BRIEF:
Restate the data exactly as given and keep the pictures out.
++++ RECORD LIST ++++
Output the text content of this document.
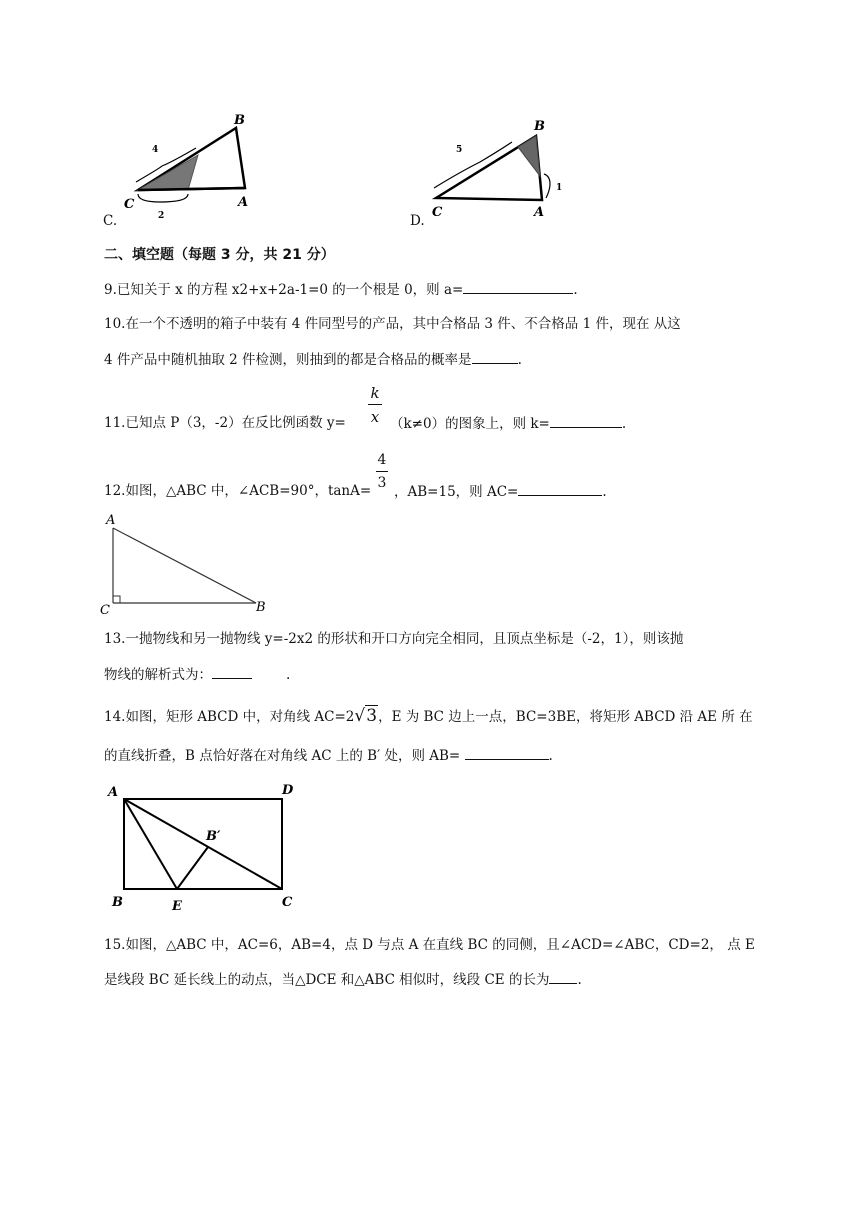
B
C	A
4
2
C.
B
C	A
5
1
D.
二、填空题（每题 3 分，共 21 分）
9.已知关于 x 的方程 x2+x+2a-1=0 的一个根是 0，则 a=	.
10.在一个不透明的箱子中装有 4 件同型号的产品，其中合格品 3 件、不合格品 1 件，现在 从这
4 件产品中随机抽取 2 件检测，则抽到的都是合格品的概率是	.
11.已知点 P（3，-2）在反比例函数 y=
k
x （k≠0）的图象上，则 k=	.
12.如图，△ABC 中，∠ACB=90°，tanA=
4
3
，AB=15，则 AC=	.
A
C	B
13.一抛物线和另一抛物线 y=-2x2 的形状和开口方向完全相同，且顶点坐标是（-2，1），则该抛
物线的解析式为：	.
14.如图，矩形 ABCD 中，对角线 AC=2√3，E 为 BC 边上一点，BC=3BE，将矩形 ABCD 沿 AE 所 在
的直线折叠，B 点恰好落在对角线 AC 上的 B′ 处，则 AB=	.
A	D
B′
B	E	C
15.如图，△ABC 中，AC=6，AB=4，点 D 与点 A 在直线 BC 的同侧，且∠ACD=∠ABC，CD=2， 点 E
是线段 BC 延长线上的动点，当△DCE 和△ABC 相似时，线段 CE 的长为 .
++++
EXPECTED ANSWER:
Output the text content of this document.
B
C	A
4
2
C.
B
C	A
5
1
D.
二、填空题（每题 3 分，共 21 分）
9.已知关于 x 的方程 x2+x+2a-1=0 的一个根是 0，则 a=	.
10.在一个不透明的箱子中装有 4 件同型号的产品，其中合格品 3 件、不合格品 1 件，现在 从这
4 件产品中随机抽取 2 件检测，则抽到的都是合格品的概率是	.
11.已知点 P（3，-2）在反比例函数 y=
k
x （k≠0）的图象上，则 k=	.
12.如图，△ABC 中，∠ACB=90°，tanA=
4
3
，AB=15，则 AC=	.
A
C	B
13.一抛物线和另一抛物线 y=-2x2 的形状和开口方向完全相同，且顶点坐标是（-2，1），则该抛
物线的解析式为：	.
14.如图，矩形 ABCD 中，对角线 AC=2√3，E 为 BC 边上一点，BC=3BE，将矩形 ABCD 沿 AE 所 在
的直线折叠，B 点恰好落在对角线 AC 上的 B′ 处，则 AB=	.
A	D
B′
B	E	C
15.如图，△ABC 中，AC=6，AB=4，点 D 与点 A 在直线 BC 的同侧，且∠ACD=∠ABC，CD=2， 点 E
是线段 BC 延长线上的动点，当△DCE 和△ABC 相似时，线段 CE 的长为 .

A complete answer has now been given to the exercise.